* [SELECTED EXTRACT]:
This script can be run with KITTI or any other dataset uploaded into the proper directory, following the same format as the KITTI data. You can find our code here.

Results

All the results in this section come from running all three keypoint matching algorithms and NODAR’s algorithm over 303 frames of KITTI data with each algorithms’ default maximum points, of which the top 100 matches are used for pose recovery. Running Superglue, ORB, and SIFT in Python on a MacBook took around 10 seconds, 0.5 seconds, and 1 second, respectively, per frame. All three feature descriptor algorithms are fast enough for daily or even hourly re-calibrations of a vehicle-mounted stereo vision system.

Below are the pitch, yaw, and roll estimates (for the rotation matrix) in degrees for the different frames compared to the ground truth over 303 frames:

Figure 2: Rotation values over 303 frames

The recovered values from NODAR’s autocalibration software are so close to the ground truth values that it is hard to see the difference in the plot above. For the keypoint approaches, while ORB bounces around, sometimes being off by over 20 degrees, SIFT and SuperGlue stay closer to the ground truth. The pose estimation from the keypoint approaches was so bad on a frame-by-frame basis that we decided to average their orientations over all 303 frames to see if we could come close to obtaining recognizable disparity maps. When taking the absolute difference of the ground truth and averaged result (e.g., for pitch, abs(actual pitch — sum(all pitch estimates)/303)), we get the following errors below:

When looking at the table of errors above, NODAR has the lowest error for pitch, yaw, and roll. For example, NODAR’s estimate of roll is 47 times better than that of ORB’s. SuperGlue does show slightly better error than the other keypoint approaches for pitch and yaw. Meanwhile, ORB shows the poorest performance across all orientations.

The average pitch, yaw, roll, and ground truth translation vector were then used to rectify the raw KITTI images. The disparity map was then computed from the rectified images using semi-global block matching.

ORB, SIFT, and SuperGlue result in noisy disparity maps that have many missing values, but NODAR’s disparity map accurately captures the car, the posts, the trees, and other road structures for reliable obstacle detection. Also, Figures 4–6, corresponding to the disparity maps for the keypoint approaches, show the recovered disparity map using information averaged over 303 frames, which is not possible in practical systems (it uses future information to predict the past!). Moreover, the recovered disparity maps from averaged information still produce noisy and non-informative disparity maps, showing that the recovered orientation averaged over all image pairs does not approach the ground truth values.

* [PROVIDED RECORDS]:

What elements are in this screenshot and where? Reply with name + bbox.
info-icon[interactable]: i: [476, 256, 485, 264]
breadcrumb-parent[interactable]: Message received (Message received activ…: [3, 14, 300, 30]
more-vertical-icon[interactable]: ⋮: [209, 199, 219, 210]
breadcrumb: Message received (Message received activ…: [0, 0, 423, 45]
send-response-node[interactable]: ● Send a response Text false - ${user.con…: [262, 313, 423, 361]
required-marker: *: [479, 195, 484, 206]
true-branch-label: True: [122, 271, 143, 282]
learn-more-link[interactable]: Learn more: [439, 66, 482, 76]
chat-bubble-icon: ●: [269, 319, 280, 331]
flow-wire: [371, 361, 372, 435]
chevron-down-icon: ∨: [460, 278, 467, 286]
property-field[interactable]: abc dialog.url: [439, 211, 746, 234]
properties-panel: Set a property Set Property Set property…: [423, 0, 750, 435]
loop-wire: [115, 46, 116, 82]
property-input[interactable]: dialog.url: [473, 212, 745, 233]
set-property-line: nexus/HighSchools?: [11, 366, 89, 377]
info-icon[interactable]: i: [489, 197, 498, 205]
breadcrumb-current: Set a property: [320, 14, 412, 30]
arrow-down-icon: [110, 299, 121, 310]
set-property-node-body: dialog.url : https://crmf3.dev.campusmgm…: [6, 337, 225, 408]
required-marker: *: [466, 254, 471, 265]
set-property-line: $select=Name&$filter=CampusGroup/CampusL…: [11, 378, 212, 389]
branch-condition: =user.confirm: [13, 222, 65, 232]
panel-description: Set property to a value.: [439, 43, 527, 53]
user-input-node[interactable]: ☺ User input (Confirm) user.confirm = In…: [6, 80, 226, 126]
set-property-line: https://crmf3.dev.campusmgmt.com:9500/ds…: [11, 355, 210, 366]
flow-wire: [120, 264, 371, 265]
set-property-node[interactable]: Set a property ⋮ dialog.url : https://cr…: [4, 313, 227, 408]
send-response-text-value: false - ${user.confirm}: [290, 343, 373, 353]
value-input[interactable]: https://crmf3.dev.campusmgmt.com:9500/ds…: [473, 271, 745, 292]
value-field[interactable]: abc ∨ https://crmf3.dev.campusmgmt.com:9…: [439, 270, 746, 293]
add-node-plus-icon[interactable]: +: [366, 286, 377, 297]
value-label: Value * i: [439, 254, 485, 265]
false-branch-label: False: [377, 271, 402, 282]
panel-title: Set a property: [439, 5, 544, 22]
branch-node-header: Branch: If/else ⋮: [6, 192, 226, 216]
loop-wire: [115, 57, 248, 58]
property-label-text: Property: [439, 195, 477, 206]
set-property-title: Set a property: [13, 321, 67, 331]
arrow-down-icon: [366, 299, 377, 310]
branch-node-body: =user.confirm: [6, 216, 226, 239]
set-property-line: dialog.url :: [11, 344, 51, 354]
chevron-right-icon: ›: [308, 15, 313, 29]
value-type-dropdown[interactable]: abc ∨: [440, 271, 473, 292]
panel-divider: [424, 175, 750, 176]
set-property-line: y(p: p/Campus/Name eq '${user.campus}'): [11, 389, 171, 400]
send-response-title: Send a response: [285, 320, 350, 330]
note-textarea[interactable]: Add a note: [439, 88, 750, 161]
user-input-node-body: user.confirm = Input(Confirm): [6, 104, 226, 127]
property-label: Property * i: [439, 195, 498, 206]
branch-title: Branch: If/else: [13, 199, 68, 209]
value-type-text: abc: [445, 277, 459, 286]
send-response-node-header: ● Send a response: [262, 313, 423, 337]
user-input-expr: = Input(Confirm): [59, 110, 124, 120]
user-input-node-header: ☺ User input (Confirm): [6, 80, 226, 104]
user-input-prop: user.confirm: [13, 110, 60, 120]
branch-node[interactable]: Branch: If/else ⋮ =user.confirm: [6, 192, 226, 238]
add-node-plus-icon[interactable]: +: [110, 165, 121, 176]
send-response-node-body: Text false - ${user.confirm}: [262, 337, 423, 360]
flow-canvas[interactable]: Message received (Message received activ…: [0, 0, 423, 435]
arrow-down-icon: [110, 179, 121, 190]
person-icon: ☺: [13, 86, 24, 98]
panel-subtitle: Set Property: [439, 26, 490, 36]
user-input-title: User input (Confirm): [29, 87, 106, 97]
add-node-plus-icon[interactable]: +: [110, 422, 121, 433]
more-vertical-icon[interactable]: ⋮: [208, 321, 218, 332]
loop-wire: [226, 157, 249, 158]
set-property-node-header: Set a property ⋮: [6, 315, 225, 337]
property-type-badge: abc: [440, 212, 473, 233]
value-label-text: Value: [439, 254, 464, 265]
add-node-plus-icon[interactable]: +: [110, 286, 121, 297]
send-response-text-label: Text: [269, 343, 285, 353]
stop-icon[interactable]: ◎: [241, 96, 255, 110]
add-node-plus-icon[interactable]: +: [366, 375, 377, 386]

* [YOUR INSTRUCTIONS]:
Resume the excerpt above comparing keypoint matching with NODAR's stereo calibration, and write what follows its final sentence.

* [RESULT FOR THIS EXERCISE]:
The disparity maps for keypoint approaches are indeed much worse in practice — below you can see the resulting disparity maps corresponding to each frames’ recovered pose estimation. The topmost video is the original image followed by NODAR, then SuperGlue, then SIFT, then ORB. Notice that the disparity map using the non-averaged estimate for the orientation parameters is considerably noisier for SuperGlue, SIFT, and ORB. While some frames can correctly capture relevant information, generally on a frame-by-frame basis, the estimated orientation parameters are clearly not sufficient for rectification, leading to poor resulting disparity maps. Even though the below video indicates that SuperGlue, SIFT, and ORB are insufficient for correctly estimating the camera pose for each frame and merely average to a slightly better answer over many frames, NODAR is able to produce a clean disparity map for every frame. As a result, the extra work of averaging over many frames is not necessary with NODAR’s autocalibration software.

Figure 8

Discussion

To understand the poor performance of keypoint approaches and the differences in the resulting disparity maps among SIFT, ORB, and SuperGlue, we next looked at the detected keypoints and their matches.

ORB does a good job detecting key features, however, its keypoints often cluster solely around these features, leading to a poor distribution across the whole image. Take for example frame 2 of the KITTI dataset with the ORB feature points overlaid on the image pair (shown in Figure 9). There are 100 matches, yet there are only 30-ish features (or clusters of keypoints) mainly found in a narrow horizontal stripe in the center of the image.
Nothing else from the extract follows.